— RECORD EXCERPTS —
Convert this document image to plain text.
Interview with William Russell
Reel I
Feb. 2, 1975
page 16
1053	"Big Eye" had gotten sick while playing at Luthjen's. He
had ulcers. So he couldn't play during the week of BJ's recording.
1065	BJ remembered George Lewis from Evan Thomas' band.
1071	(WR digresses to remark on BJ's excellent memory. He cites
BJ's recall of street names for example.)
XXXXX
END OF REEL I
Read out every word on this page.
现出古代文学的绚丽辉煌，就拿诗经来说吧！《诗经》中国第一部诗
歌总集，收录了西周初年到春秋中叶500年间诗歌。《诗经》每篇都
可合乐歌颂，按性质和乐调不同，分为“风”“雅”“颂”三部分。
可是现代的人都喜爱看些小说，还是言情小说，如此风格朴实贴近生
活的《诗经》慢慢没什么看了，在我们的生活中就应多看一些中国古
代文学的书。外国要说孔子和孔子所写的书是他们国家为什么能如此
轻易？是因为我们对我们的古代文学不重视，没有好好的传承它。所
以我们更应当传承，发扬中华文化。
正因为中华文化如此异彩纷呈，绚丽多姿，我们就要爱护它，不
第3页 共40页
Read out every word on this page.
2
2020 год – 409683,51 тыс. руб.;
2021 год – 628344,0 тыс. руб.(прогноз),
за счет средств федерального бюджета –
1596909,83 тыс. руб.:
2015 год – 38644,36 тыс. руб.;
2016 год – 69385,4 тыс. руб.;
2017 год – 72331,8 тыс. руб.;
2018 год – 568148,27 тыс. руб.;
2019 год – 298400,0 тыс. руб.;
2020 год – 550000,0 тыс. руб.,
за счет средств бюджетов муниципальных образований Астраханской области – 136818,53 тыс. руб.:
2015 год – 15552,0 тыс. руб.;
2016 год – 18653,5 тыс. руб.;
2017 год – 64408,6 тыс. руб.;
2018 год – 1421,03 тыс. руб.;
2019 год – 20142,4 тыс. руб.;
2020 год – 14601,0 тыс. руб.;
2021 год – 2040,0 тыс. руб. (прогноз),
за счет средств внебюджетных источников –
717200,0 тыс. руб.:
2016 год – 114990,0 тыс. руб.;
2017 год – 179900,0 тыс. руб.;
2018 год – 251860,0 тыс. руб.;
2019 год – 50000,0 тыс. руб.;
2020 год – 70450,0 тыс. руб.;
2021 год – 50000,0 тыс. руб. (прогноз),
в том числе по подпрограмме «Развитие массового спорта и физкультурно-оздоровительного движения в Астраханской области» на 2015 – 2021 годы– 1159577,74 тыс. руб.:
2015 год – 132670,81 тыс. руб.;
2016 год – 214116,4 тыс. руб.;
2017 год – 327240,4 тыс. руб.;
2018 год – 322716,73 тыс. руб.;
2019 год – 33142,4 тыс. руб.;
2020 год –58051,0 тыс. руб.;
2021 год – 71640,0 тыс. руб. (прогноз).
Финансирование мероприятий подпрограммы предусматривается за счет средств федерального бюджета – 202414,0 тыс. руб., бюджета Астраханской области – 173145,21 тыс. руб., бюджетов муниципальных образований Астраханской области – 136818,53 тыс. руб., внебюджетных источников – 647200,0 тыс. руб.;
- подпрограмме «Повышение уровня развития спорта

— DIRECTIONS —
Find how many lines include the string "Астраханской" and report that number alone.

— REPLY TO THE TASK —
3